--- WORK TO DO ---
Filter out everything except lines holding "مجاهد".

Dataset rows
────

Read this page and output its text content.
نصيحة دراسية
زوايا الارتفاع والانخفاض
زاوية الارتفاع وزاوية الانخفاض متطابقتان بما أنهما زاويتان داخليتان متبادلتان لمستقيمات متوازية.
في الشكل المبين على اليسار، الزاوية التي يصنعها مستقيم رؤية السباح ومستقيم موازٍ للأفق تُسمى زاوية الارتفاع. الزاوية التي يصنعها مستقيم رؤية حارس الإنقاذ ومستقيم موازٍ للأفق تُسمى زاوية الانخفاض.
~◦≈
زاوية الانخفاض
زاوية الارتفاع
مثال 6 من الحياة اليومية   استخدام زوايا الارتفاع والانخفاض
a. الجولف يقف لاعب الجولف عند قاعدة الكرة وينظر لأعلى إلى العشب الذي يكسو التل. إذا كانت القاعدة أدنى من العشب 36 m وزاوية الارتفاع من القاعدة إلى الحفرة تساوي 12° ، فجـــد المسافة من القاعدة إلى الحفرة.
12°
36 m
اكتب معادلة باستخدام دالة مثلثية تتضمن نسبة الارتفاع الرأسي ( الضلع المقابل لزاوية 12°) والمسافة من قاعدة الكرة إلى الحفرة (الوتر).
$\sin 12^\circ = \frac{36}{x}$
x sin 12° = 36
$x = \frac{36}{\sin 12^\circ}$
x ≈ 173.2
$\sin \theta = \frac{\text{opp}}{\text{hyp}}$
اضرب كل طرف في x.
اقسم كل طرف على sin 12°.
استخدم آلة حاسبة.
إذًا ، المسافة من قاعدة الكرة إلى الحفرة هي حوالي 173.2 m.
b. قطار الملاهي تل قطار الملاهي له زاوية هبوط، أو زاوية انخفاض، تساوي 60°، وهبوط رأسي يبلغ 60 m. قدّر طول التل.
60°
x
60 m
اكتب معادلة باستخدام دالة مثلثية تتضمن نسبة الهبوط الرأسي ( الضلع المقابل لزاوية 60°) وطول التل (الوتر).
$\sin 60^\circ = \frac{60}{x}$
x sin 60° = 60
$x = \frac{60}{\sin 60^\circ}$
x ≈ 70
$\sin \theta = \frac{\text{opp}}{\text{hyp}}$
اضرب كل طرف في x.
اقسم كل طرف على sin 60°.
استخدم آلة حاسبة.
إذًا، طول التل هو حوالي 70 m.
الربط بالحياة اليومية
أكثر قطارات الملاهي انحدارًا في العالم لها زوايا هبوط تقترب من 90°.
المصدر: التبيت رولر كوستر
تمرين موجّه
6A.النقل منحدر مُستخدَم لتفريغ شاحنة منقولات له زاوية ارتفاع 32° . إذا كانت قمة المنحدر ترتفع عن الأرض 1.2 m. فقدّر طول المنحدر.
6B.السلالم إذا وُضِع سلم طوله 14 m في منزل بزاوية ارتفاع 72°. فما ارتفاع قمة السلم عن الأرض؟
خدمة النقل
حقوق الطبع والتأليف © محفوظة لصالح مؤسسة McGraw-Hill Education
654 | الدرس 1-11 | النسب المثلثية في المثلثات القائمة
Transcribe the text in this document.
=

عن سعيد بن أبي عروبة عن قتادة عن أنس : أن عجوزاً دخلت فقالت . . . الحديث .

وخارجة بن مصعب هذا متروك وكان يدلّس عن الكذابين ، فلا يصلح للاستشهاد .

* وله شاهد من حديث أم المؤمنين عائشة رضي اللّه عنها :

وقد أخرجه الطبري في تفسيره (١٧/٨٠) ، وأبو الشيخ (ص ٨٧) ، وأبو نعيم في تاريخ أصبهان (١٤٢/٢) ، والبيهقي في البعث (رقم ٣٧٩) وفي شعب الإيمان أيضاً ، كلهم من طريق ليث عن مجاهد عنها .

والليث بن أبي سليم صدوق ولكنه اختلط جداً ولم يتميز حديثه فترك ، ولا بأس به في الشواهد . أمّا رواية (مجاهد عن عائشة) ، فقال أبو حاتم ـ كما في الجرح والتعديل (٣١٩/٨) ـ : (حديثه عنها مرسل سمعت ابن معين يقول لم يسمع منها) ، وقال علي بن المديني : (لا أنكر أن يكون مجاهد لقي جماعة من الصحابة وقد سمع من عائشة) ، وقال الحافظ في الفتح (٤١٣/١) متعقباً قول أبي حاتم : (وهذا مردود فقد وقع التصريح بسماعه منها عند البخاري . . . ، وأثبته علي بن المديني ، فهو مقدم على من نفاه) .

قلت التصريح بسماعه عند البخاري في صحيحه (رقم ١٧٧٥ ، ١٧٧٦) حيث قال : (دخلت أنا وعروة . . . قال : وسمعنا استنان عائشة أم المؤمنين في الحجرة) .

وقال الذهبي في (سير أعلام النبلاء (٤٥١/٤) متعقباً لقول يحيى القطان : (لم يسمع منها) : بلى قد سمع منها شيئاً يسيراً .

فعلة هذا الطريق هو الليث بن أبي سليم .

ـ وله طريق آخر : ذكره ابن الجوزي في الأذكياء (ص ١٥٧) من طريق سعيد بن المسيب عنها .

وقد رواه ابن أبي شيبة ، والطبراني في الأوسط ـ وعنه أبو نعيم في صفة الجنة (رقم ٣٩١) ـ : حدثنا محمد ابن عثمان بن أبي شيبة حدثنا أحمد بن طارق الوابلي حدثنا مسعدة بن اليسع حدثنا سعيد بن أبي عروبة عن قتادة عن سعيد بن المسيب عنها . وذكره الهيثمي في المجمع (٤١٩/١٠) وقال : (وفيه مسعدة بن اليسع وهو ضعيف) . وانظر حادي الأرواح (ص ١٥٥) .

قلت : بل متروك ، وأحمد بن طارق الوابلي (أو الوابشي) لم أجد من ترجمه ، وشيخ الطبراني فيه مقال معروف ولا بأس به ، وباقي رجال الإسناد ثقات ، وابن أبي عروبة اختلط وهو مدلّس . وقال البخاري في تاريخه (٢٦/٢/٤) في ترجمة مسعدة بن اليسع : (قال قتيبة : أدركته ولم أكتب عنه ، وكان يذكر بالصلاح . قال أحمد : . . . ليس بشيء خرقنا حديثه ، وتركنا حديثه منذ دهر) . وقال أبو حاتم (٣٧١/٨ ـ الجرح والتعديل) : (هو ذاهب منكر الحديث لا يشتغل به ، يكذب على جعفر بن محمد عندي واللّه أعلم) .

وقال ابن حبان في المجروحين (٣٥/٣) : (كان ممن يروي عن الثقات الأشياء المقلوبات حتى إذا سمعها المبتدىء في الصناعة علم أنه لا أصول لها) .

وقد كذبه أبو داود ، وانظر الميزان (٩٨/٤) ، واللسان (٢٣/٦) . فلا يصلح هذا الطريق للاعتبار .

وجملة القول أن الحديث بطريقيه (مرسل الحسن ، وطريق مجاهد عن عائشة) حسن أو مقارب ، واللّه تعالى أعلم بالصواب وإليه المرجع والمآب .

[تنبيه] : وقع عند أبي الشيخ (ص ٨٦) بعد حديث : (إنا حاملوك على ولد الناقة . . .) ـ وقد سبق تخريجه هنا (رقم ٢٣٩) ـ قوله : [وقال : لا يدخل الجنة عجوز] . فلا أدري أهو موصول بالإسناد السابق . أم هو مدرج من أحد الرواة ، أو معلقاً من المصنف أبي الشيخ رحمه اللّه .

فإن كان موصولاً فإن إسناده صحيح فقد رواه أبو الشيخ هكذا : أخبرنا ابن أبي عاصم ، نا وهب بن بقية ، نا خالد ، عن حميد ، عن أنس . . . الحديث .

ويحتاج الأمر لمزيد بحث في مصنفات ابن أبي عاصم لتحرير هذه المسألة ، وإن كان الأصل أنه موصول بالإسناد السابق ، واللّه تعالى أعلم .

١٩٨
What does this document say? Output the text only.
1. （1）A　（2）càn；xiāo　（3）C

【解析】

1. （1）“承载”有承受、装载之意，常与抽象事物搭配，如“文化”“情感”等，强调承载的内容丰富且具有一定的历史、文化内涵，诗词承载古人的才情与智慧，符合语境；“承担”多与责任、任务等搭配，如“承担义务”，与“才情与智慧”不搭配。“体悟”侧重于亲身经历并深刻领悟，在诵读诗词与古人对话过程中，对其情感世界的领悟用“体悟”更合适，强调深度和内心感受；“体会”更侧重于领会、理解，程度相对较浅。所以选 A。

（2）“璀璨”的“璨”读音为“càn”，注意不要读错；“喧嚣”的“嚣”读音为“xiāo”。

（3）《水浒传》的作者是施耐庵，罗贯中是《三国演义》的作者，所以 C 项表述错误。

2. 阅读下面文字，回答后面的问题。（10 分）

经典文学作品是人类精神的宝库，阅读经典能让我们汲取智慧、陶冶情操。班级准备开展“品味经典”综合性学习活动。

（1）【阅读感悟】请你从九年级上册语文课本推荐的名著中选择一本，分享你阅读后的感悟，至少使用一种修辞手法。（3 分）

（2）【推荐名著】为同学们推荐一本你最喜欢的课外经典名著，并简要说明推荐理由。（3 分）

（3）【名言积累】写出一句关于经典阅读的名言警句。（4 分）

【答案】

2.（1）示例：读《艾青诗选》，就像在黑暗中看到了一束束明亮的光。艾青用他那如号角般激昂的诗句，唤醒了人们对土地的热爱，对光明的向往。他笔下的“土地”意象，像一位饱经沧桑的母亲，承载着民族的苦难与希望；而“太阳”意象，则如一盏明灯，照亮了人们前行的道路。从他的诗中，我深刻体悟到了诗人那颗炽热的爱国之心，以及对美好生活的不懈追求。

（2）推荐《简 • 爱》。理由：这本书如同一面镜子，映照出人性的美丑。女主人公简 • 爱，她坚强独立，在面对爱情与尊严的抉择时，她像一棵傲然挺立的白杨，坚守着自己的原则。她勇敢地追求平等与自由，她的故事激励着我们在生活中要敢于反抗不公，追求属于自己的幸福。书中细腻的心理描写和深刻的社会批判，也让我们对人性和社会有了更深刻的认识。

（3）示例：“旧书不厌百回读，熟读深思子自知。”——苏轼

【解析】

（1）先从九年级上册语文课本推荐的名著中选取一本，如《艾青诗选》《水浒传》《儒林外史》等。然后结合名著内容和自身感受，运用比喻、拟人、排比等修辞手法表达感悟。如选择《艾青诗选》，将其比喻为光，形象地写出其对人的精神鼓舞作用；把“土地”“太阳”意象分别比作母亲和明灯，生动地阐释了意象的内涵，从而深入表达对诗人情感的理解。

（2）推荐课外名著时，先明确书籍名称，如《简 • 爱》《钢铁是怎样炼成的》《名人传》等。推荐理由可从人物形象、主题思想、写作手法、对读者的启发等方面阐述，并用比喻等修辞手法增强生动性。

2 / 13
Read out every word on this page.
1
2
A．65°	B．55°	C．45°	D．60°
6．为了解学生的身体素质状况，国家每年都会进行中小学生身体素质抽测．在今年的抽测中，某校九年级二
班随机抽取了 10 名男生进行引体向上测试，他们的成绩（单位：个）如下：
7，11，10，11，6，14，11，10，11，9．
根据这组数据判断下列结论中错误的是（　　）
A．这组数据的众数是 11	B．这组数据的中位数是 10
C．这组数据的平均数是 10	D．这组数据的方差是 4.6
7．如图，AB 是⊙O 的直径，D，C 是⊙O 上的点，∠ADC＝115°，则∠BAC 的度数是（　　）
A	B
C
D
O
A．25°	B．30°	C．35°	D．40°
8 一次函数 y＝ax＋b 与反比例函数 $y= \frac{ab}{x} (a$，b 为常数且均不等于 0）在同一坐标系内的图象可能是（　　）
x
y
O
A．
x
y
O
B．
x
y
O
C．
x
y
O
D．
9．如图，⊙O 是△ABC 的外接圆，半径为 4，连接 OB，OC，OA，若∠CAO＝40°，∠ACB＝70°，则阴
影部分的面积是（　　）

────

--- WRITTEN REPLY ---
وقد أخرجه الطبري في تفسيره (١٧/٨٠) ، وأبو الشيخ (ص ٨٧) ، وأبو نعيم في تاريخ أصبهان (١٤٢/٢) ، والبيهقي في البعث (رقم ٣٧٩) وفي شعب الإيمان أيضاً ، كلهم من طريق ليث عن مجاهد عنها .
والليث بن أبي سليم صدوق ولكنه اختلط جداً ولم يتميز حديثه فترك ، ولا بأس به في الشواهد . أمّا رواية (مجاهد عن عائشة) ، فقال أبو حاتم ـ كما في الجرح والتعديل (٣١٩/٨) ـ : (حديثه عنها مرسل سمعت ابن معين يقول لم يسمع منها) ، وقال علي بن المديني : (لا أنكر أن يكون مجاهد لقي جماعة من الصحابة وقد سمع من عائشة) ، وقال الحافظ في الفتح (٤١٣/١) متعقباً قول أبي حاتم : (وهذا مردود فقد وقع التصريح بسماعه منها عند البخاري . . . ، وأثبته علي بن المديني ، فهو مقدم على من نفاه) .
وجملة القول أن الحديث بطريقيه (مرسل الحسن ، وطريق مجاهد عن عائشة) حسن أو مقارب ، واللّه تعالى أعلم بالصواب وإليه المرجع والمآب .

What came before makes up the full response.